Print out each record below, unaltered and complete, without its images.

(Extracted data entries)
* * *

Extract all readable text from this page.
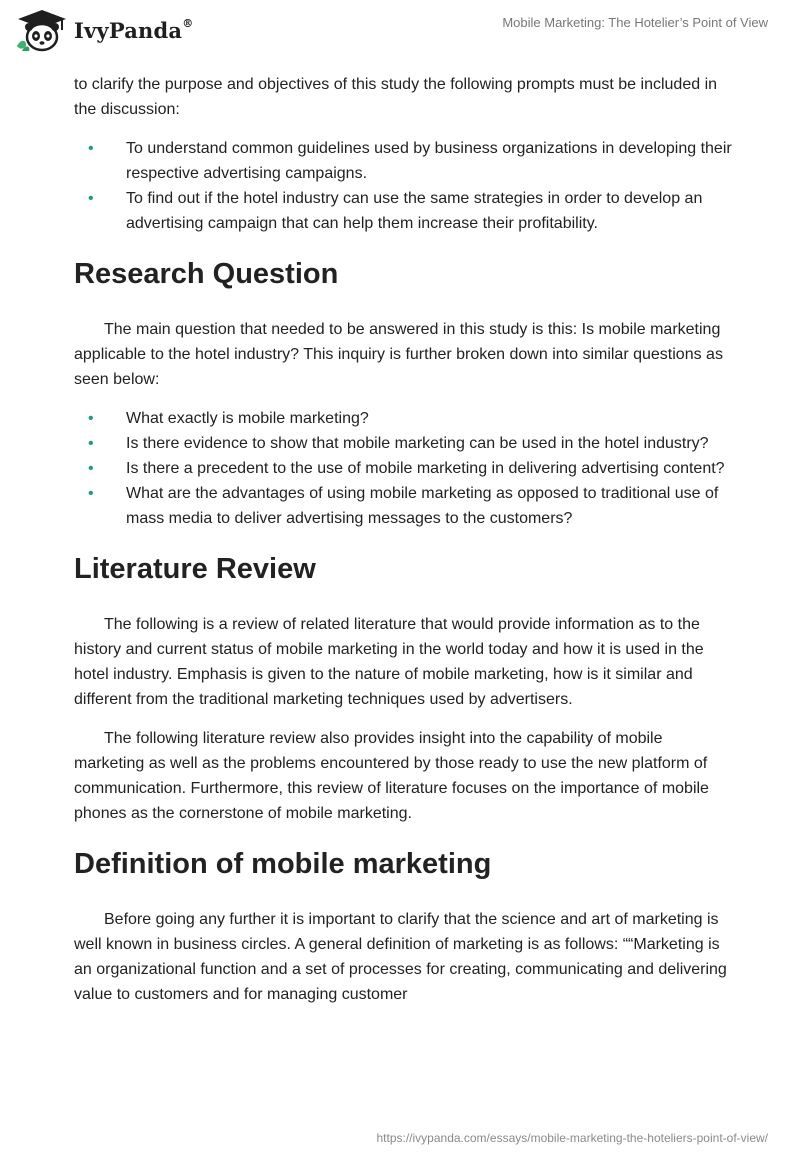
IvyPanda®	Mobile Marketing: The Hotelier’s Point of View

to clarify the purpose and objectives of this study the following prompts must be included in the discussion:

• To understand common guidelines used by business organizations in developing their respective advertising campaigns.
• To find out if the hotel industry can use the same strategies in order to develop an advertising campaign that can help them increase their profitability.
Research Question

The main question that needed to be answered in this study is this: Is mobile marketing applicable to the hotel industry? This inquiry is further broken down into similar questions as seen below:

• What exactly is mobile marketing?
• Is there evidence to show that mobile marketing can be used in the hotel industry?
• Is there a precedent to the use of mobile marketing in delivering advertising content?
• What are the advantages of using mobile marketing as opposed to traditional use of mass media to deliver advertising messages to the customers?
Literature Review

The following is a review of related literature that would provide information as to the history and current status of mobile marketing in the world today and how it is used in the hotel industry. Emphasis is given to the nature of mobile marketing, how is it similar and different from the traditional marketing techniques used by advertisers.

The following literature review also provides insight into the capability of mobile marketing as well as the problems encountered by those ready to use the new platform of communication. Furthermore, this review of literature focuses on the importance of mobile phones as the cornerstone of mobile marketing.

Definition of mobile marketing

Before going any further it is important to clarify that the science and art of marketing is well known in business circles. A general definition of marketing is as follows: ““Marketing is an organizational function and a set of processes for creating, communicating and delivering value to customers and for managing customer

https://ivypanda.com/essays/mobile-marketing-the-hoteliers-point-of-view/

* * *

• OUTPUT OF THE EXERCISE
Extract all readable text from this page.
IvyPanda®	Mobile Marketing: The Hotelier’s Point of View

to clarify the purpose and objectives of this study the following prompts must be included in the discussion:

• To understand common guidelines used by business organizations in developing their respective advertising campaigns.
• To find out if the hotel industry can use the same strategies in order to develop an advertising campaign that can help them increase their profitability.
Research Question

The main question that needed to be answered in this study is this: Is mobile marketing applicable to the hotel industry? This inquiry is further broken down into similar questions as seen below:

• What exactly is mobile marketing?
• Is there evidence to show that mobile marketing can be used in the hotel industry?
• Is there a precedent to the use of mobile marketing in delivering advertising content?
• What are the advantages of using mobile marketing as opposed to traditional use of mass media to deliver advertising messages to the customers?
Literature Review

The following is a review of related literature that would provide information as to the history and current status of mobile marketing in the world today and how it is used in the hotel industry. Emphasis is given to the nature of mobile marketing, how is it similar and different from the traditional marketing techniques used by advertisers.

The following literature review also provides insight into the capability of mobile marketing as well as the problems encountered by those ready to use the new platform of communication. Furthermore, this review of literature focuses on the importance of mobile phones as the cornerstone of mobile marketing.

Definition of mobile marketing

Before going any further it is important to clarify that the science and art of marketing is well known in business circles. A general definition of marketing is as follows: ““Marketing is an organizational function and a set of processes for creating, communicating and delivering value to customers and for managing customer

https://ivypanda.com/essays/mobile-marketing-the-hoteliers-point-of-view/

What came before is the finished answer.